GOAL —
Collect every line that includes the string "Maxi".
## start RECORDS FOR THE TASK
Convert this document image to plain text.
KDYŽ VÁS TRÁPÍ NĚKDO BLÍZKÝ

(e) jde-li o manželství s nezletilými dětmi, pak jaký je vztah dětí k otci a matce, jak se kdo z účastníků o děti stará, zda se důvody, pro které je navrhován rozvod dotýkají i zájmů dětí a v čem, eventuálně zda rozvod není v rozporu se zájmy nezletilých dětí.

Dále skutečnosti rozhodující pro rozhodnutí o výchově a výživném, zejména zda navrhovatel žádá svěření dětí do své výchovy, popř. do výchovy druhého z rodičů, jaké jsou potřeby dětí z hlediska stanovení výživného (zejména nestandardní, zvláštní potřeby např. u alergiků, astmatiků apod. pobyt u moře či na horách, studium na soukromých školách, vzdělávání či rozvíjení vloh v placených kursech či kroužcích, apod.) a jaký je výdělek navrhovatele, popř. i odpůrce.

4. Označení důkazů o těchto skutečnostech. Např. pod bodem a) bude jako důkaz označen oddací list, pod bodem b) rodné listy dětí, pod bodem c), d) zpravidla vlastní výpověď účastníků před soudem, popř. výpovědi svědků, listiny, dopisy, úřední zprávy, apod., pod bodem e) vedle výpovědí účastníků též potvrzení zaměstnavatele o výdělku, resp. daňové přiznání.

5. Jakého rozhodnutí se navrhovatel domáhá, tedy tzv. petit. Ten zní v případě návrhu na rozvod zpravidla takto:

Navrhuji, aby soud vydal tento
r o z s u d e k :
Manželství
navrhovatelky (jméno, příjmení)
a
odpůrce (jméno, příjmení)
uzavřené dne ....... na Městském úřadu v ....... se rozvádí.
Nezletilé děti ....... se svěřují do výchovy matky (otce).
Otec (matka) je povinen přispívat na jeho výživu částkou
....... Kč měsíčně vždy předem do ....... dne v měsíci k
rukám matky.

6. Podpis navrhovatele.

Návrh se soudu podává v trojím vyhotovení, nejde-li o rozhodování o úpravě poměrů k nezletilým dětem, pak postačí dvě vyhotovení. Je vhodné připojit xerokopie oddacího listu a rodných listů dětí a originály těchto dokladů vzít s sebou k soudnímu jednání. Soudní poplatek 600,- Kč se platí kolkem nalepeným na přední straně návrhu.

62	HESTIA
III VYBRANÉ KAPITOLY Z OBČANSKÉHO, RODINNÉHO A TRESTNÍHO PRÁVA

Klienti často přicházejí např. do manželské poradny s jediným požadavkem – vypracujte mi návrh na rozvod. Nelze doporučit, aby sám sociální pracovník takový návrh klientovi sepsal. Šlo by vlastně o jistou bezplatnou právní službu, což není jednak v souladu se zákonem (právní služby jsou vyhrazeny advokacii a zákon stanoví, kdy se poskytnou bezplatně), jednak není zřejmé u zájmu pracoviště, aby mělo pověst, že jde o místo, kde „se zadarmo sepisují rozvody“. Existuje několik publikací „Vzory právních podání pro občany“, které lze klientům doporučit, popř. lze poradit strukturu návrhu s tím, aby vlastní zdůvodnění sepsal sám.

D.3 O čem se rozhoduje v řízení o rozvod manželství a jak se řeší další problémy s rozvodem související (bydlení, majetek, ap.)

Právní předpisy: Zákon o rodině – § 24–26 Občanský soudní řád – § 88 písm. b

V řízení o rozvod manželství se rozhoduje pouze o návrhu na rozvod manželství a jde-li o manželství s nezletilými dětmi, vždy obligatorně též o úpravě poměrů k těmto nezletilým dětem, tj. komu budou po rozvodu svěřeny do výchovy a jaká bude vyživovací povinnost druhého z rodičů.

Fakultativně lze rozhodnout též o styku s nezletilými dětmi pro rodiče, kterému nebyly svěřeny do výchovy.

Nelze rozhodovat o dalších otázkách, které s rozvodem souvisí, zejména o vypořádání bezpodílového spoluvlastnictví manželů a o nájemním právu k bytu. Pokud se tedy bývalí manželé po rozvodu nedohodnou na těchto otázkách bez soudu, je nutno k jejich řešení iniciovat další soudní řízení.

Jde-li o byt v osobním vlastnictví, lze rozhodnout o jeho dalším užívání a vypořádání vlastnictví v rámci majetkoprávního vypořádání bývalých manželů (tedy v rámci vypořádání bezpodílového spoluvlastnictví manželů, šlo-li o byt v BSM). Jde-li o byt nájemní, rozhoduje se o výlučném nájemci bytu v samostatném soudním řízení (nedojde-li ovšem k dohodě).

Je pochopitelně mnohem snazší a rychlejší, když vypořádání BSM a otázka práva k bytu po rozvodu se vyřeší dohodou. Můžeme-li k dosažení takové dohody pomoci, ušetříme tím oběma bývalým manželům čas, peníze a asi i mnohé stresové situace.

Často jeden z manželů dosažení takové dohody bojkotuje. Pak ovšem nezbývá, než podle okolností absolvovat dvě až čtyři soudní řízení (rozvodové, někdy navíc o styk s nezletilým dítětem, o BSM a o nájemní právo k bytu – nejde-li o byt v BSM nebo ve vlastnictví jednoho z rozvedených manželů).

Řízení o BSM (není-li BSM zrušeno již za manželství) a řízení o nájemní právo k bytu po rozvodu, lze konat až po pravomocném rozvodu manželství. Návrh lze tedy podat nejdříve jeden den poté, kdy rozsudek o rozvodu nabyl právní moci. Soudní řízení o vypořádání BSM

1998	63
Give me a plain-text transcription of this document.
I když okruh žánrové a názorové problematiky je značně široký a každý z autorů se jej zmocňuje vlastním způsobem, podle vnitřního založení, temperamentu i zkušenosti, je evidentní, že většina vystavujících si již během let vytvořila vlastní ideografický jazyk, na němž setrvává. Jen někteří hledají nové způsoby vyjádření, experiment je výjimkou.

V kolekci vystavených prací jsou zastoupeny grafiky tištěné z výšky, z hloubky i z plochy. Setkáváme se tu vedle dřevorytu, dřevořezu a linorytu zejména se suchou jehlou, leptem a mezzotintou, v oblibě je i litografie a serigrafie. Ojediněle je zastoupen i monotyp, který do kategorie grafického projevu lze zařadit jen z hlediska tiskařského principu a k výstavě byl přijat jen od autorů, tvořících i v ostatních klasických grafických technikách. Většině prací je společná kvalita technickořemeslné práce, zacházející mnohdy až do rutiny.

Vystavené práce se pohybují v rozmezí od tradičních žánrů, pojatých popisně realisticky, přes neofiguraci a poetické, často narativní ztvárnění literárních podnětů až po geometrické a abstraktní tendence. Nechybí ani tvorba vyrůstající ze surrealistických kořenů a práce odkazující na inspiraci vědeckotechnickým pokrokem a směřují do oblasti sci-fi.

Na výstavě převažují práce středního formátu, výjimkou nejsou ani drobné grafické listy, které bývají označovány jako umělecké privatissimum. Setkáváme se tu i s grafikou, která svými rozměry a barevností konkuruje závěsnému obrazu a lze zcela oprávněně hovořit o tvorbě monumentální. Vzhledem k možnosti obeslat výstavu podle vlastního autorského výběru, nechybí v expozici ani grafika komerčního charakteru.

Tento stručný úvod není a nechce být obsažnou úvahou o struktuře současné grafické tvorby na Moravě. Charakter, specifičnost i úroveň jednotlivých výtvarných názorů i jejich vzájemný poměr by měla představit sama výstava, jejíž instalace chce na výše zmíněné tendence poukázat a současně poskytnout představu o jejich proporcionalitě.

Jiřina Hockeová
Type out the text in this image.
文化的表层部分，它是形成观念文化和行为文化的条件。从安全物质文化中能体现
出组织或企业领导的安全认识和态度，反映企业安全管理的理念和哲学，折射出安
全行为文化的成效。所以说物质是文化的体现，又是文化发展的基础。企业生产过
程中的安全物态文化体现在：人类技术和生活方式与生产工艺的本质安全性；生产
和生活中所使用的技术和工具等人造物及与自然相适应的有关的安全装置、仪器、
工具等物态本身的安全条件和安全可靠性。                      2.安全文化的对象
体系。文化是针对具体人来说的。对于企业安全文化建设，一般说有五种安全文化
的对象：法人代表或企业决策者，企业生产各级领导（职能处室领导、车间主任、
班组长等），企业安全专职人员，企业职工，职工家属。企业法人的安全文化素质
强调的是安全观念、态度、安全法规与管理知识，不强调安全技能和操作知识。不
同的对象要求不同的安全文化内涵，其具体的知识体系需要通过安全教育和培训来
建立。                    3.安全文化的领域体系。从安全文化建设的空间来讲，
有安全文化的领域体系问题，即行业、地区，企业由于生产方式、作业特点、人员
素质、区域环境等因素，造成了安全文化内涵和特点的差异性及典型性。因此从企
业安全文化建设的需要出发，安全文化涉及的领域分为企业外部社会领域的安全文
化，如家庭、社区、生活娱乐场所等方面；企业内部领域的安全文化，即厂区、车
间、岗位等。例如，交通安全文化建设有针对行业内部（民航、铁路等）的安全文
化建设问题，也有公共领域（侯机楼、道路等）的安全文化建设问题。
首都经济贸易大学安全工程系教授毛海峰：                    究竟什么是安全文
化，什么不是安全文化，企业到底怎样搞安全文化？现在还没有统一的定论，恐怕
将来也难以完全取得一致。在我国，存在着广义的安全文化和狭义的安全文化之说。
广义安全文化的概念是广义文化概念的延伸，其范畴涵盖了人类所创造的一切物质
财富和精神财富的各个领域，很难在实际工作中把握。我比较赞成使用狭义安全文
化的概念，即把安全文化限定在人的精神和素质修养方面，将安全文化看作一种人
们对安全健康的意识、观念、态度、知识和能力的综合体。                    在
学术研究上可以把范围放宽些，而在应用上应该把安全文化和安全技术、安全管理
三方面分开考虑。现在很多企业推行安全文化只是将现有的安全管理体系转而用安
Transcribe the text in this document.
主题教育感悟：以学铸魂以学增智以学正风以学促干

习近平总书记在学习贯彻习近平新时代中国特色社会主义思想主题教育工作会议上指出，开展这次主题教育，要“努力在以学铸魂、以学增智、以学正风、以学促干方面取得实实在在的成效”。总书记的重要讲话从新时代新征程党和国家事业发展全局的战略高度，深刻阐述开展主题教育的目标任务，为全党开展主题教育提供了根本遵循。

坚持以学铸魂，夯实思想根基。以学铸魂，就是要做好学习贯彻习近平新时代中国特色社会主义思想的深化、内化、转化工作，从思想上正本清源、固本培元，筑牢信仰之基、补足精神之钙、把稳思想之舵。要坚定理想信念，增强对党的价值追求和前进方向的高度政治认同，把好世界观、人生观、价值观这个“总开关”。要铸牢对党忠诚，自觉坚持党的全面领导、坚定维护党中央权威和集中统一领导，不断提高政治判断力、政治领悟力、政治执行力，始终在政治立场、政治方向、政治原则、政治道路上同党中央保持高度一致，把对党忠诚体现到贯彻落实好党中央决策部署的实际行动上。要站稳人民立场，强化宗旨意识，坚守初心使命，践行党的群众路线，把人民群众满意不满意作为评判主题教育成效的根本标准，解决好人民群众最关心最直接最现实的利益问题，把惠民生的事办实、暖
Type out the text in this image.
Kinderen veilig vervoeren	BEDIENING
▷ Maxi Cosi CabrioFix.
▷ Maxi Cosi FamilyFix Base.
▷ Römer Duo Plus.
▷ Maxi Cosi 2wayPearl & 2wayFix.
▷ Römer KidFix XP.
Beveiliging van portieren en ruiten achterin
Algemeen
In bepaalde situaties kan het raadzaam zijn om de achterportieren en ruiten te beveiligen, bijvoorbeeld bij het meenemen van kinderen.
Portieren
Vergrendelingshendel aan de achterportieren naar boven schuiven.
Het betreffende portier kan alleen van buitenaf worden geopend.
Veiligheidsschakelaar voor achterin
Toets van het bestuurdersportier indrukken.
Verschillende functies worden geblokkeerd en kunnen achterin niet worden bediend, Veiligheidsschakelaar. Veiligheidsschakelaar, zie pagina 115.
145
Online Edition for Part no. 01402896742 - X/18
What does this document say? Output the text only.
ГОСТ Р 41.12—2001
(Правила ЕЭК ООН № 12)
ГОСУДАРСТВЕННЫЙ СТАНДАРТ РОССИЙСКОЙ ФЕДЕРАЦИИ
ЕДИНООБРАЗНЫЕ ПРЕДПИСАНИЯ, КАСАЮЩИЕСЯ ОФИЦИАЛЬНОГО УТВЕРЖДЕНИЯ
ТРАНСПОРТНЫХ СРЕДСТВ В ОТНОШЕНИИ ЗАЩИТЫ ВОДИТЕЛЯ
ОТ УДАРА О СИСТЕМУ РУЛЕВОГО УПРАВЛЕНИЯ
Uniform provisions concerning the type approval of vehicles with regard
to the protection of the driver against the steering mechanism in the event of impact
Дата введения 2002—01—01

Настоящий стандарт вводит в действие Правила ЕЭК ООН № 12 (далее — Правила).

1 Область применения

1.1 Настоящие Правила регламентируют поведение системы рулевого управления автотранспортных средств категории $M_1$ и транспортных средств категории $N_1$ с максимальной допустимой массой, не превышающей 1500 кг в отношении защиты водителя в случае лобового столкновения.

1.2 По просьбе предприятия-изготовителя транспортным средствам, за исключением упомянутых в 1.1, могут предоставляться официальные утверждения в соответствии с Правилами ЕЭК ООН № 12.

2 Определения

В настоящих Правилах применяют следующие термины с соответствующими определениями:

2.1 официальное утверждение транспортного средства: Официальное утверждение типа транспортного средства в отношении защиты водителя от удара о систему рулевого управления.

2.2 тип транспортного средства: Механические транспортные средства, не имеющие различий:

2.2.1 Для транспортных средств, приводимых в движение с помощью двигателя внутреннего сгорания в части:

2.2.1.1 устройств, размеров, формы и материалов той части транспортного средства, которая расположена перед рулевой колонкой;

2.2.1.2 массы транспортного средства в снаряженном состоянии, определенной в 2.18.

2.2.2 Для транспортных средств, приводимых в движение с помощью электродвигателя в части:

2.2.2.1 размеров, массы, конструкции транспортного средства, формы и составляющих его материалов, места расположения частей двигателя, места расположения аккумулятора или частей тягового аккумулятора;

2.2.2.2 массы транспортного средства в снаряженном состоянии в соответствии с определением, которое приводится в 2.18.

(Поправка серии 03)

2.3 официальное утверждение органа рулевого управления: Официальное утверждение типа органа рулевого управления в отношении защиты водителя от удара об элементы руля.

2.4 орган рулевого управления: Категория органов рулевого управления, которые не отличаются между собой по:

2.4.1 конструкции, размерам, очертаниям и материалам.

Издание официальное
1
## end RECORDS FOR THE TASK
COMPLETE RESPONSE —
▷ Maxi Cosi CabrioFix.
▷ Maxi Cosi FamilyFix Base.
▷ Maxi Cosi 2wayPearl & 2wayFix.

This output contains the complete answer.